- [Data supplied]:
## begin

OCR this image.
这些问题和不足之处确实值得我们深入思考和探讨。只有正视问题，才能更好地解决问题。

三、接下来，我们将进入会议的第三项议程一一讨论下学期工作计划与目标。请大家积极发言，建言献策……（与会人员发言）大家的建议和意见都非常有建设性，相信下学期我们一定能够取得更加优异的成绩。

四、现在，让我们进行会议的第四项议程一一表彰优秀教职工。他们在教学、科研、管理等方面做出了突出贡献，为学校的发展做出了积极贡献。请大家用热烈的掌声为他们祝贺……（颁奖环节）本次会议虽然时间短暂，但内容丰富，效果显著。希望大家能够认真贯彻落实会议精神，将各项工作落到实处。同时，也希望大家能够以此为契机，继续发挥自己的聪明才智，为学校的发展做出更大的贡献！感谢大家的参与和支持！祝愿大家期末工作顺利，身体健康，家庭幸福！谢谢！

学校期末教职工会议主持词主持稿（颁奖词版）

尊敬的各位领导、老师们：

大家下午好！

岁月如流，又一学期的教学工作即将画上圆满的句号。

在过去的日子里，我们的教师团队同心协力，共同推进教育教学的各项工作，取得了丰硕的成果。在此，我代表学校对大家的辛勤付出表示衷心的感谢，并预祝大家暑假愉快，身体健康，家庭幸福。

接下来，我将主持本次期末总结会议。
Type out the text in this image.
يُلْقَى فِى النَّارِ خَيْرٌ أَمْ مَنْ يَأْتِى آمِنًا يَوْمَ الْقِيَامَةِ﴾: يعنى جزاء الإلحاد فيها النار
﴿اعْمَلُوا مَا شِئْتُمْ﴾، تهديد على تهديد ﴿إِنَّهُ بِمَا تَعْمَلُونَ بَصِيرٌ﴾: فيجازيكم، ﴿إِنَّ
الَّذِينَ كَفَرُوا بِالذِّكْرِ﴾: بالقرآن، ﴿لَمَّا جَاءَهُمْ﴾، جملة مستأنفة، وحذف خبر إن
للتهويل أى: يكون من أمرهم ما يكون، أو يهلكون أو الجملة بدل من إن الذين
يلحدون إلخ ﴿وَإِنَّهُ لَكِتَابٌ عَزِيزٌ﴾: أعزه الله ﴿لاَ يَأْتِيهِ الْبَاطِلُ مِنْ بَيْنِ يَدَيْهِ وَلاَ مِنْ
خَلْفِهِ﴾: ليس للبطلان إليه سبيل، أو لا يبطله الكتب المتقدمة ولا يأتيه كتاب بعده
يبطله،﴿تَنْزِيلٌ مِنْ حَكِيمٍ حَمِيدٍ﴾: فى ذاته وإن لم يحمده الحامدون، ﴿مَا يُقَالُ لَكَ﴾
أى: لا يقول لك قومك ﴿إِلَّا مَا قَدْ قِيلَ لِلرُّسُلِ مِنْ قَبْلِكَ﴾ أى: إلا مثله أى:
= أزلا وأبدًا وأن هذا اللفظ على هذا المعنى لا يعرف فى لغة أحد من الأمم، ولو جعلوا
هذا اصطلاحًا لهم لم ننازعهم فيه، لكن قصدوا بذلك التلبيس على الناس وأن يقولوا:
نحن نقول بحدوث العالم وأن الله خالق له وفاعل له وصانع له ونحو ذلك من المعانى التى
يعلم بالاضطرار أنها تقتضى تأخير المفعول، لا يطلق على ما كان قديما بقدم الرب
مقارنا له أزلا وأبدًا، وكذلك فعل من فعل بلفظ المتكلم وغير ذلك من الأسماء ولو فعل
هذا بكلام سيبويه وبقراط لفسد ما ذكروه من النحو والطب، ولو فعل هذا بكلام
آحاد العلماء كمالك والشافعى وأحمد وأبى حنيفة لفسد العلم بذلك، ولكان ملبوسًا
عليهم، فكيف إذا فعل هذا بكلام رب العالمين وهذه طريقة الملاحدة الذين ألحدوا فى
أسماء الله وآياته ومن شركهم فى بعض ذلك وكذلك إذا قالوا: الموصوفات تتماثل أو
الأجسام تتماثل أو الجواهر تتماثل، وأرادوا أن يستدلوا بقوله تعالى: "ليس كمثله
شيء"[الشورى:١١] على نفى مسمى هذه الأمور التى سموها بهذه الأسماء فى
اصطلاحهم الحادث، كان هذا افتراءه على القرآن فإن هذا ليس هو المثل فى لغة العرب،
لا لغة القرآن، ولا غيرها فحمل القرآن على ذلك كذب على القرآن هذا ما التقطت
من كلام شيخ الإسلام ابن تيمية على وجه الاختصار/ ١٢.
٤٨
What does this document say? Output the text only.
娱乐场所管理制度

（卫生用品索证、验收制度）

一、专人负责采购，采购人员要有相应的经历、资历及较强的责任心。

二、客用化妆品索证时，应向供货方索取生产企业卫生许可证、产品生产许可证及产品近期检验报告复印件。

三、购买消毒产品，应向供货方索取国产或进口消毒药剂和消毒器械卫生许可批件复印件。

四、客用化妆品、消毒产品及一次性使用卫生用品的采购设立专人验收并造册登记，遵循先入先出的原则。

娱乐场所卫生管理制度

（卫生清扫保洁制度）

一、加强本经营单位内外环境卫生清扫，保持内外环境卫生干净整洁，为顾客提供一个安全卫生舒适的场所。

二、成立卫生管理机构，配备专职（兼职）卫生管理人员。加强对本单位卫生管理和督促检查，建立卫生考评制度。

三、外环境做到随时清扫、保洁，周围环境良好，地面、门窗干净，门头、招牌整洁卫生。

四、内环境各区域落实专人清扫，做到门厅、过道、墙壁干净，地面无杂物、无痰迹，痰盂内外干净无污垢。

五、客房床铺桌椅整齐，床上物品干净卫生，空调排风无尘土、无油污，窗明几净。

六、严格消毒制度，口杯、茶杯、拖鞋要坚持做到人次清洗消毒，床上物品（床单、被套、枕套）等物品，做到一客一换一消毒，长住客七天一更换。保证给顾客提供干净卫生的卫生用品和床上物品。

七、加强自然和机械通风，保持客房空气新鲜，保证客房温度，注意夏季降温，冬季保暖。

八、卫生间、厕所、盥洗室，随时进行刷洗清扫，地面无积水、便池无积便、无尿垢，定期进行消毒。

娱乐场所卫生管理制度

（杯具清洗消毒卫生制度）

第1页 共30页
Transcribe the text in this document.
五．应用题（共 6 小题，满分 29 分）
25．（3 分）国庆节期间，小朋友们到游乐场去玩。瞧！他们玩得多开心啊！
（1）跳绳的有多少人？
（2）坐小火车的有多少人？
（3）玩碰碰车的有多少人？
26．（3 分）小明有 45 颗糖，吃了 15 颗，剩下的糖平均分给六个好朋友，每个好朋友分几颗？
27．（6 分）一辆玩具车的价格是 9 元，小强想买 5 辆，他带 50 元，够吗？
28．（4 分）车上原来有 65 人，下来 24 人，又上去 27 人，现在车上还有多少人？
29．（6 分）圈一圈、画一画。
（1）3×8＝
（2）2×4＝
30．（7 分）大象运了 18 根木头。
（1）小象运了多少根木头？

## end

- [Task brief]: Exactly reproduce every record.

- [Solution for this task]:
OCR this image.
这些问题和不足之处确实值得我们深入思考和探讨。只有正视问题，才能更好地解决问题。

三、接下来，我们将进入会议的第三项议程一一讨论下学期工作计划与目标。请大家积极发言，建言献策……（与会人员发言）大家的建议和意见都非常有建设性，相信下学期我们一定能够取得更加优异的成绩。

四、现在，让我们进行会议的第四项议程一一表彰优秀教职工。他们在教学、科研、管理等方面做出了突出贡献，为学校的发展做出了积极贡献。请大家用热烈的掌声为他们祝贺……（颁奖环节）本次会议虽然时间短暂，但内容丰富，效果显著。希望大家能够认真贯彻落实会议精神，将各项工作落到实处。同时，也希望大家能够以此为契机，继续发挥自己的聪明才智，为学校的发展做出更大的贡献！感谢大家的参与和支持！祝愿大家期末工作顺利，身体健康，家庭幸福！谢谢！

学校期末教职工会议主持词主持稿（颁奖词版）

尊敬的各位领导、老师们：

大家下午好！

岁月如流，又一学期的教学工作即将画上圆满的句号。

在过去的日子里，我们的教师团队同心协力，共同推进教育教学的各项工作，取得了丰硕的成果。在此，我代表学校对大家的辛勤付出表示衷心的感谢，并预祝大家暑假愉快，身体健康，家庭幸福。

接下来，我将主持本次期末总结会议。
Type out the text in this image.
يُلْقَى فِى النَّارِ خَيْرٌ أَمْ مَنْ يَأْتِى آمِنًا يَوْمَ الْقِيَامَةِ﴾: يعنى جزاء الإلحاد فيها النار
﴿اعْمَلُوا مَا شِئْتُمْ﴾، تهديد على تهديد ﴿إِنَّهُ بِمَا تَعْمَلُونَ بَصِيرٌ﴾: فيجازيكم، ﴿إِنَّ
الَّذِينَ كَفَرُوا بِالذِّكْرِ﴾: بالقرآن، ﴿لَمَّا جَاءَهُمْ﴾، جملة مستأنفة، وحذف خبر إن
للتهويل أى: يكون من أمرهم ما يكون، أو يهلكون أو الجملة بدل من إن الذين
يلحدون إلخ ﴿وَإِنَّهُ لَكِتَابٌ عَزِيزٌ﴾: أعزه الله ﴿لاَ يَأْتِيهِ الْبَاطِلُ مِنْ بَيْنِ يَدَيْهِ وَلاَ مِنْ
خَلْفِهِ﴾: ليس للبطلان إليه سبيل، أو لا يبطله الكتب المتقدمة ولا يأتيه كتاب بعده
يبطله،﴿تَنْزِيلٌ مِنْ حَكِيمٍ حَمِيدٍ﴾: فى ذاته وإن لم يحمده الحامدون، ﴿مَا يُقَالُ لَكَ﴾
أى: لا يقول لك قومك ﴿إِلَّا مَا قَدْ قِيلَ لِلرُّسُلِ مِنْ قَبْلِكَ﴾ أى: إلا مثله أى:
= أزلا وأبدًا وأن هذا اللفظ على هذا المعنى لا يعرف فى لغة أحد من الأمم، ولو جعلوا
هذا اصطلاحًا لهم لم ننازعهم فيه، لكن قصدوا بذلك التلبيس على الناس وأن يقولوا:
نحن نقول بحدوث العالم وأن الله خالق له وفاعل له وصانع له ونحو ذلك من المعانى التى
يعلم بالاضطرار أنها تقتضى تأخير المفعول، لا يطلق على ما كان قديما بقدم الرب
مقارنا له أزلا وأبدًا، وكذلك فعل من فعل بلفظ المتكلم وغير ذلك من الأسماء ولو فعل
هذا بكلام سيبويه وبقراط لفسد ما ذكروه من النحو والطب، ولو فعل هذا بكلام
آحاد العلماء كمالك والشافعى وأحمد وأبى حنيفة لفسد العلم بذلك، ولكان ملبوسًا
عليهم، فكيف إذا فعل هذا بكلام رب العالمين وهذه طريقة الملاحدة الذين ألحدوا فى
أسماء الله وآياته ومن شركهم فى بعض ذلك وكذلك إذا قالوا: الموصوفات تتماثل أو
الأجسام تتماثل أو الجواهر تتماثل، وأرادوا أن يستدلوا بقوله تعالى: "ليس كمثله
شيء"[الشورى:١١] على نفى مسمى هذه الأمور التى سموها بهذه الأسماء فى
اصطلاحهم الحادث، كان هذا افتراءه على القرآن فإن هذا ليس هو المثل فى لغة العرب،
لا لغة القرآن، ولا غيرها فحمل القرآن على ذلك كذب على القرآن هذا ما التقطت
من كلام شيخ الإسلام ابن تيمية على وجه الاختصار/ ١٢.
٤٨
What does this document say? Output the text only.
娱乐场所管理制度

（卫生用品索证、验收制度）

一、专人负责采购，采购人员要有相应的经历、资历及较强的责任心。

二、客用化妆品索证时，应向供货方索取生产企业卫生许可证、产品生产许可证及产品近期检验报告复印件。

三、购买消毒产品，应向供货方索取国产或进口消毒药剂和消毒器械卫生许可批件复印件。

四、客用化妆品、消毒产品及一次性使用卫生用品的采购设立专人验收并造册登记，遵循先入先出的原则。

娱乐场所卫生管理制度

（卫生清扫保洁制度）

一、加强本经营单位内外环境卫生清扫，保持内外环境卫生干净整洁，为顾客提供一个安全卫生舒适的场所。

二、成立卫生管理机构，配备专职（兼职）卫生管理人员。加强对本单位卫生管理和督促检查，建立卫生考评制度。

三、外环境做到随时清扫、保洁，周围环境良好，地面、门窗干净，门头、招牌整洁卫生。

四、内环境各区域落实专人清扫，做到门厅、过道、墙壁干净，地面无杂物、无痰迹，痰盂内外干净无污垢。

五、客房床铺桌椅整齐，床上物品干净卫生，空调排风无尘土、无油污，窗明几净。

六、严格消毒制度，口杯、茶杯、拖鞋要坚持做到人次清洗消毒，床上物品（床单、被套、枕套）等物品，做到一客一换一消毒，长住客七天一更换。保证给顾客提供干净卫生的卫生用品和床上物品。

七、加强自然和机械通风，保持客房空气新鲜，保证客房温度，注意夏季降温，冬季保暖。

八、卫生间、厕所、盥洗室，随时进行刷洗清扫，地面无积水、便池无积便、无尿垢，定期进行消毒。

娱乐场所卫生管理制度

（杯具清洗消毒卫生制度）

第1页 共30页
Transcribe the text in this document.
五．应用题（共 6 小题，满分 29 分）
25．（3 分）国庆节期间，小朋友们到游乐场去玩。瞧！他们玩得多开心啊！
（1）跳绳的有多少人？
（2）坐小火车的有多少人？
（3）玩碰碰车的有多少人？
26．（3 分）小明有 45 颗糖，吃了 15 颗，剩下的糖平均分给六个好朋友，每个好朋友分几颗？
27．（6 分）一辆玩具车的价格是 9 元，小强想买 5 辆，他带 50 元，够吗？
28．（4 分）车上原来有 65 人，下来 24 人，又上去 27 人，现在车上还有多少人？
29．（6 分）圈一圈、画一画。
（1）3×8＝
（2）2×4＝
30．（7 分）大象运了 18 根木头。
（1）小象运了多少根木头？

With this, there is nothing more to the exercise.